* What you have to do
Quote the records below in full, exactly as given, with the images taken out.

(Stored items)
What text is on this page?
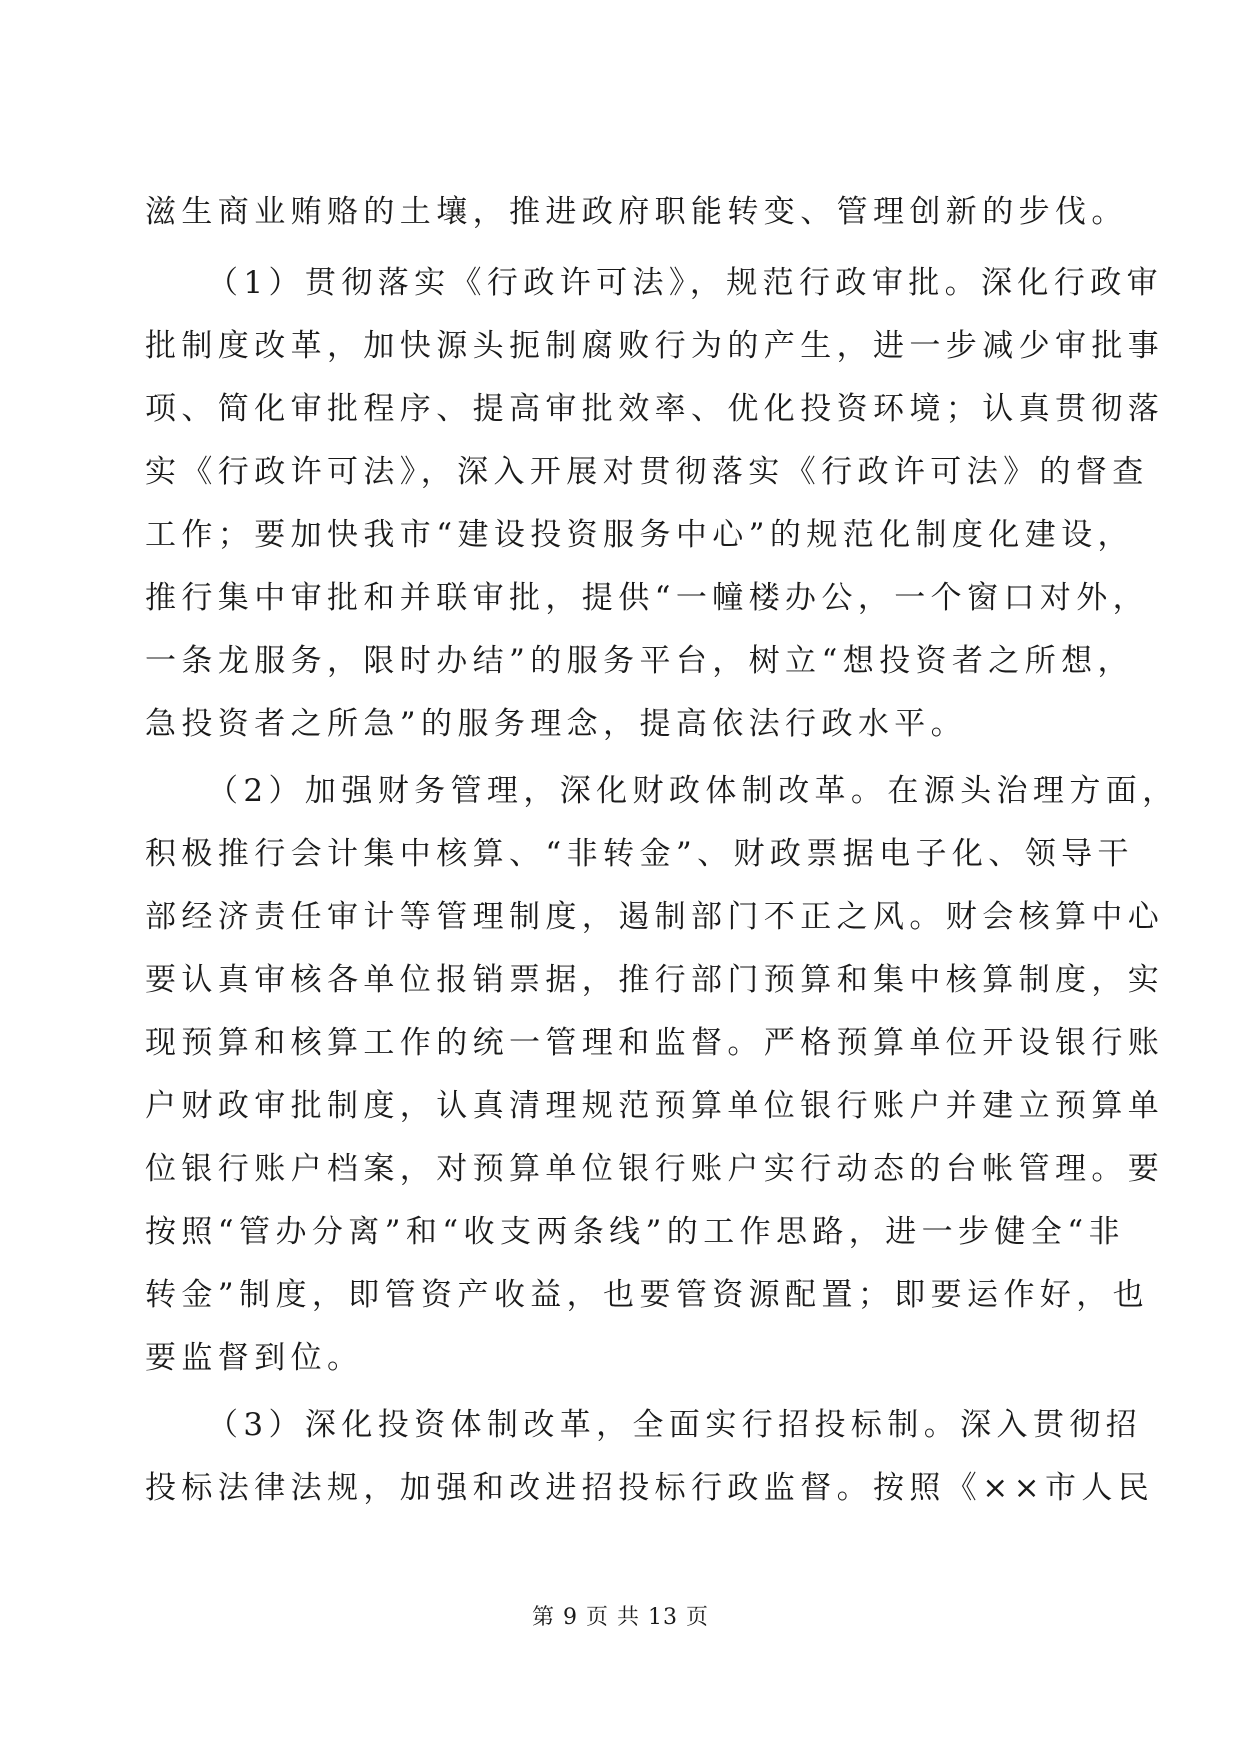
滋生商业贿赂的土壤，推进政府职能转变、管理创新的步伐。
（1）贯彻落实《行政许可法》，规范行政审批。深化行政审
批制度改革，加快源头扼制腐败行为的产生，进一步减少审批事
项、简化审批程序、提高审批效率、优化投资环境；认真贯彻落
实《行政许可法》，深入开展对贯彻落实《行政许可法》的督查
工作；要加快我市“建设投资服务中心”的规范化制度化建设，
推行集中审批和并联审批，提供“一幢楼办公，一个窗口对外，
一条龙服务，限时办结”的服务平台，树立“想投资者之所想，
急投资者之所急”的服务理念，提高依法行政水平。
（2）加强财务管理，深化财政体制改革。在源头治理方面，
积极推行会计集中核算、“非转金”、财政票据电子化、领导干
部经济责任审计等管理制度，遏制部门不正之风。财会核算中心
要认真审核各单位报销票据，推行部门预算和集中核算制度，实
现预算和核算工作的统一管理和监督。严格预算单位开设银行账
户财政审批制度，认真清理规范预算单位银行账户并建立预算单
位银行账户档案，对预算单位银行账户实行动态的台帐管理。要
按照“管办分离”和“收支两条线”的工作思路，进一步健全“非
转金”制度，即管资产收益，也要管资源配置；即要运作好，也
要监督到位。
（3）深化投资体制改革，全面实行招投标制。深入贯彻招
投标法律法规，加强和改进招投标行政监督。按照《××市人民
第 9 页 共 13 页
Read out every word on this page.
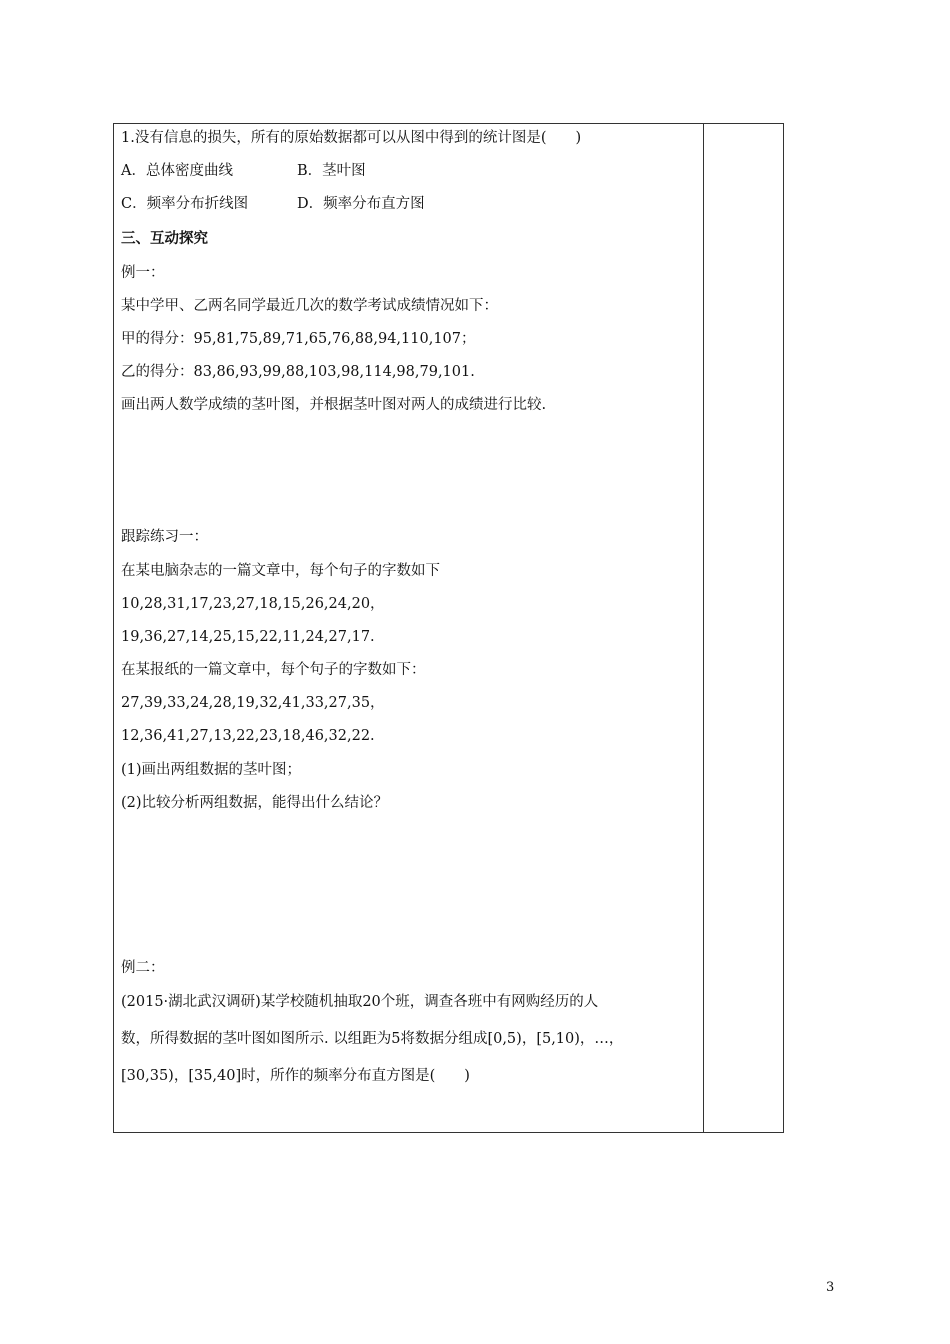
1.没有信息的损失，所有的原始数据都可以从图中得到的统计图是(　　)
A．总体密度曲线	B．茎叶图
C．频率分布折线图	D．频率分布直方图
三、互动探究
例一：
某中学甲、乙两名同学最近几次的数学考试成绩情况如下：
甲的得分：95,81,75,89,71,65,76,88,94,110,107；
乙的得分：83,86,93,99,88,103,98,114,98,79,101.
画出两人数学成绩的茎叶图，并根据茎叶图对两人的成绩进行比较.
跟踪练习一：
在某电脑杂志的一篇文章中，每个句子的字数如下
10,28,31,17,23,27,18,15,26,24,20，
19,36,27,14,25,15,22,11,24,27,17.
在某报纸的一篇文章中，每个句子的字数如下：
27,39,33,24,28,19,32,41,33,27,35，
12,36,41,27,13,22,23,18,46,32,22.
(1)画出两组数据的茎叶图；
(2)比较分析两组数据，能得出什么结论？
例二：
(2015·湖北武汉调研)某学校随机抽取20个班，调查各班中有网购经历的人
数，所得数据的茎叶图如图所示. 以组距为5将数据分组成[0,5)，[5,10)，…，
[30,35)，[35,40]时，所作的频率分布直方图是(　　)
3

* Finished exercise
What text is on this page?
滋生商业贿赂的土壤，推进政府职能转变、管理创新的步伐。
（1）贯彻落实《行政许可法》，规范行政审批。深化行政审
批制度改革，加快源头扼制腐败行为的产生，进一步减少审批事
项、简化审批程序、提高审批效率、优化投资环境；认真贯彻落
实《行政许可法》，深入开展对贯彻落实《行政许可法》的督查
工作；要加快我市“建设投资服务中心”的规范化制度化建设，
推行集中审批和并联审批，提供“一幢楼办公，一个窗口对外，
一条龙服务，限时办结”的服务平台，树立“想投资者之所想，
急投资者之所急”的服务理念，提高依法行政水平。
（2）加强财务管理，深化财政体制改革。在源头治理方面，
积极推行会计集中核算、“非转金”、财政票据电子化、领导干
部经济责任审计等管理制度，遏制部门不正之风。财会核算中心
要认真审核各单位报销票据，推行部门预算和集中核算制度，实
现预算和核算工作的统一管理和监督。严格预算单位开设银行账
户财政审批制度，认真清理规范预算单位银行账户并建立预算单
位银行账户档案，对预算单位银行账户实行动态的台帐管理。要
按照“管办分离”和“收支两条线”的工作思路，进一步健全“非
转金”制度，即管资产收益，也要管资源配置；即要运作好，也
要监督到位。
（3）深化投资体制改革，全面实行招投标制。深入贯彻招
投标法律法规，加强和改进招投标行政监督。按照《××市人民
第 9 页 共 13 页
Read out every word on this page.
1.没有信息的损失，所有的原始数据都可以从图中得到的统计图是(　　)
A．总体密度曲线	B．茎叶图
C．频率分布折线图	D．频率分布直方图
三、互动探究
例一：
某中学甲、乙两名同学最近几次的数学考试成绩情况如下：
甲的得分：95,81,75,89,71,65,76,88,94,110,107；
乙的得分：83,86,93,99,88,103,98,114,98,79,101.
画出两人数学成绩的茎叶图，并根据茎叶图对两人的成绩进行比较.
跟踪练习一：
在某电脑杂志的一篇文章中，每个句子的字数如下
10,28,31,17,23,27,18,15,26,24,20，
19,36,27,14,25,15,22,11,24,27,17.
在某报纸的一篇文章中，每个句子的字数如下：
27,39,33,24,28,19,32,41,33,27,35，
12,36,41,27,13,22,23,18,46,32,22.
(1)画出两组数据的茎叶图；
(2)比较分析两组数据，能得出什么结论？
例二：
(2015·湖北武汉调研)某学校随机抽取20个班，调查各班中有网购经历的人
数，所得数据的茎叶图如图所示. 以组距为5将数据分组成[0,5)，[5,10)，…，
[30,35)，[35,40]时，所作的频率分布直方图是(　　)
3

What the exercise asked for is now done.